:: Set task ::
Transcribe the records exactly. Pictures do not belong in the transcription.

:: Data section ::
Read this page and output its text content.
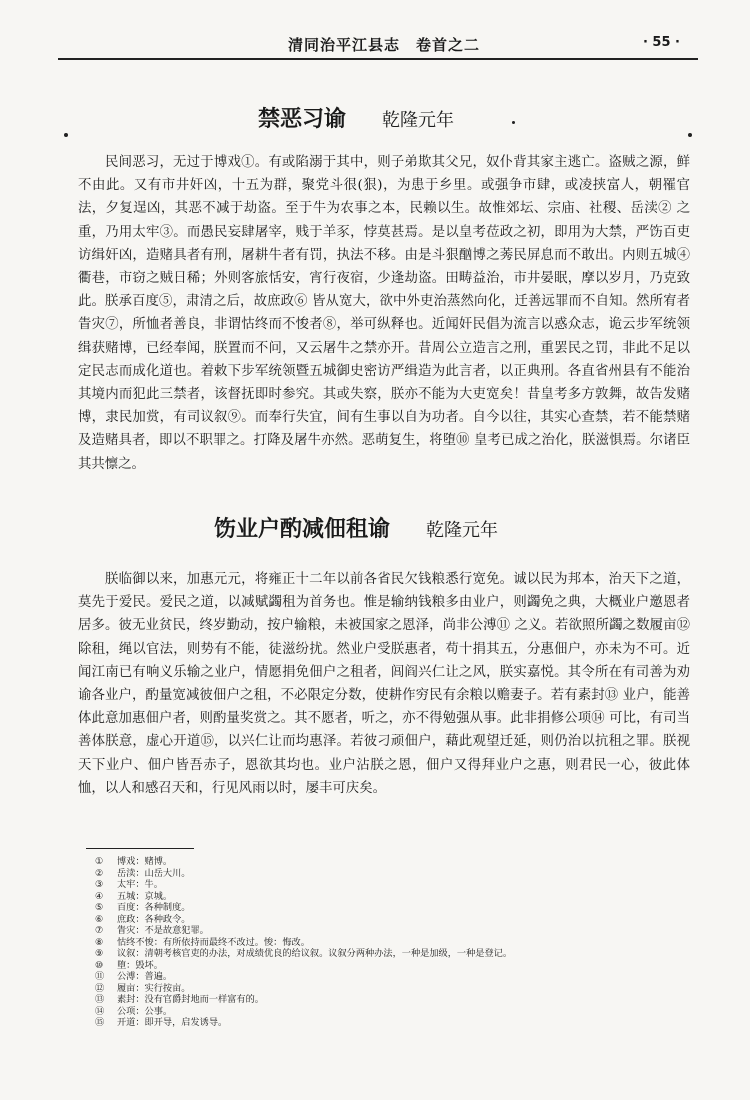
清同治平江县志　卷首之二	· 55 ·
禁恶习谕 乾隆元年
民间恶习，无过于博戏①。有或陷溺于其中，则子弟欺其父兄，奴仆背其家主逃亡。盗贼之源，鲜不由此。又有市井奸凶，十五为群，聚党斗很(狠)，为患于乡里。或强争市肆，或凌挟富人，朝罹官法，夕复逞凶，其恶不减于劫盗。至于牛为农事之本，民赖以生。故惟郊坛、宗庙、社稷、岳渎② 之重，乃用太牢③。而愚民妄肆屠宰，贱于羊豕，悖莫甚焉。是以皇考莅政之初，即用为大禁，严饬百吏访缉奸凶，造赌具者有刑，屠耕牛者有罚，执法不移。由是斗狠酗博之莠民屏息而不敢出。内则五城④ 衢巷，市窃之贼日稀；外则客旅恬安，宵行夜宿，少逢劫盗。田畴益治，市井晏眠，摩以岁月，乃克致此。朕承百度⑤，肃清之后，故庶政⑥ 皆从宽大，欲中外吏治蒸然向化，迁善远罪而不自知。然所宥者眚灾⑦，所恤者善良，非谓怙终而不悛者⑧，举可纵释也。近闻奸民倡为流言以惑众志，诡云步军统领缉获赌博，已经奉闻，朕置而不问，又云屠牛之禁亦开。昔周公立造言之刑，重罢民之罚，非此不足以定民志而成化道也。着敕下步军统领暨五城御史密访严缉造为此言者，以正典刑。各直省州县有不能治其境内而犯此三禁者，该督抚即时参究。其或失察，朕亦不能为大吏宽矣！昔皇考多方敦舞，故告发赌博，隶民加赏，有司议叙⑨。而奉行失宜，间有生事以自为功者。自今以往，其实心查禁，若不能禁赌及造赌具者，即以不职罪之。打降及屠牛亦然。恶萌复生，将堕⑩ 皇考已成之治化，朕滋惧焉。尔诸臣其共懔之。
饬业户酌减佃租谕 乾隆元年
朕临御以来，加惠元元，将雍正十二年以前各省民欠钱粮悉行宽免。诚以民为邦本，治天下之道，莫先于爱民。爱民之道，以减赋蠲租为首务也。惟是输纳钱粮多由业户，则蠲免之典，大概业户邀恩者居多。彼无业贫民，终岁勤动，按户输粮，未被国家之恩泽，尚非公溥⑪ 之义。若欲照所蠲之数履亩⑫除租，绳以官法，则势有不能，徒滋纷扰。然业户受朕惠者，苟十捐其五，分惠佃户，亦未为不可。近闻江南已有响义乐输之业户，情愿捐免佃户之租者，闾阎兴仁让之风，朕实嘉悦。其令所在有司善为劝谕各业户，酌量宽减彼佃户之租，不必限定分数，使耕作穷民有余粮以赡妻子。若有素封⑬ 业户，能善体此意加惠佃户者，则酌量奖赏之。其不愿者，听之，亦不得勉强从事。此非捐修公项⑭ 可比，有司当善体朕意，虚心开道⑮，以兴仁让而均惠泽。若彼刁顽佃户，藉此观望迁延，则仍治以抗租之罪。朕视天下业户、佃户皆吾赤子，恩欲其均也。业户沾朕之恩，佃户又得拜业户之惠，则君民一心，彼此体恤，以人和感召天和，行见风雨以时，屡丰可庆矣。
① 博戏：赌博。
② 岳渎：山岳大川。
③ 太牢：牛。
④ 五城：京城。
⑤ 百度：各种制度。
⑥ 庶政：各种政令。
⑦ 眚灾：不是故意犯罪。
⑧ 怙终不悛：有所依持而最终不改过。悛：悔改。
⑨ 议叙：清朝考核官吏的办法，对成绩优良的给议叙。议叙分两种办法，一种是加级，一种是登记。
⑩ 堕：毁坏。
⑪ 公溥：普遍。
⑫ 履亩：实行按亩。
⑬ 素封：没有官爵封地而一样富有的。
⑭ 公项：公事。
⑮ 开道：即开导，启发诱导。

:: Task solution ::
Read this page and output its text content.
清同治平江县志　卷首之二	· 55 ·
禁恶习谕 乾隆元年
民间恶习，无过于博戏①。有或陷溺于其中，则子弟欺其父兄，奴仆背其家主逃亡。盗贼之源，鲜不由此。又有市井奸凶，十五为群，聚党斗很(狠)，为患于乡里。或强争市肆，或凌挟富人，朝罹官法，夕复逞凶，其恶不减于劫盗。至于牛为农事之本，民赖以生。故惟郊坛、宗庙、社稷、岳渎② 之重，乃用太牢③。而愚民妄肆屠宰，贱于羊豕，悖莫甚焉。是以皇考莅政之初，即用为大禁，严饬百吏访缉奸凶，造赌具者有刑，屠耕牛者有罚，执法不移。由是斗狠酗博之莠民屏息而不敢出。内则五城④ 衢巷，市窃之贼日稀；外则客旅恬安，宵行夜宿，少逢劫盗。田畴益治，市井晏眠，摩以岁月，乃克致此。朕承百度⑤，肃清之后，故庶政⑥ 皆从宽大，欲中外吏治蒸然向化，迁善远罪而不自知。然所宥者眚灾⑦，所恤者善良，非谓怙终而不悛者⑧，举可纵释也。近闻奸民倡为流言以惑众志，诡云步军统领缉获赌博，已经奉闻，朕置而不问，又云屠牛之禁亦开。昔周公立造言之刑，重罢民之罚，非此不足以定民志而成化道也。着敕下步军统领暨五城御史密访严缉造为此言者，以正典刑。各直省州县有不能治其境内而犯此三禁者，该督抚即时参究。其或失察，朕亦不能为大吏宽矣！昔皇考多方敦舞，故告发赌博，隶民加赏，有司议叙⑨。而奉行失宜，间有生事以自为功者。自今以往，其实心查禁，若不能禁赌及造赌具者，即以不职罪之。打降及屠牛亦然。恶萌复生，将堕⑩ 皇考已成之治化，朕滋惧焉。尔诸臣其共懔之。
饬业户酌减佃租谕 乾隆元年
朕临御以来，加惠元元，将雍正十二年以前各省民欠钱粮悉行宽免。诚以民为邦本，治天下之道，莫先于爱民。爱民之道，以减赋蠲租为首务也。惟是输纳钱粮多由业户，则蠲免之典，大概业户邀恩者居多。彼无业贫民，终岁勤动，按户输粮，未被国家之恩泽，尚非公溥⑪ 之义。若欲照所蠲之数履亩⑫除租，绳以官法，则势有不能，徒滋纷扰。然业户受朕惠者，苟十捐其五，分惠佃户，亦未为不可。近闻江南已有响义乐输之业户，情愿捐免佃户之租者，闾阎兴仁让之风，朕实嘉悦。其令所在有司善为劝谕各业户，酌量宽减彼佃户之租，不必限定分数，使耕作穷民有余粮以赡妻子。若有素封⑬ 业户，能善体此意加惠佃户者，则酌量奖赏之。其不愿者，听之，亦不得勉强从事。此非捐修公项⑭ 可比，有司当善体朕意，虚心开道⑮，以兴仁让而均惠泽。若彼刁顽佃户，藉此观望迁延，则仍治以抗租之罪。朕视天下业户、佃户皆吾赤子，恩欲其均也。业户沾朕之恩，佃户又得拜业户之惠，则君民一心，彼此体恤，以人和感召天和，行见风雨以时，屡丰可庆矣。
① 博戏：赌博。
② 岳渎：山岳大川。
③ 太牢：牛。
④ 五城：京城。
⑤ 百度：各种制度。
⑥ 庶政：各种政令。
⑦ 眚灾：不是故意犯罪。
⑧ 怙终不悛：有所依持而最终不改过。悛：悔改。
⑨ 议叙：清朝考核官吏的办法，对成绩优良的给议叙。议叙分两种办法，一种是加级，一种是登记。
⑩ 堕：毁坏。
⑪ 公溥：普遍。
⑫ 履亩：实行按亩。
⑬ 素封：没有官爵封地而一样富有的。
⑭ 公项：公事。
⑮ 开道：即开导，启发诱导。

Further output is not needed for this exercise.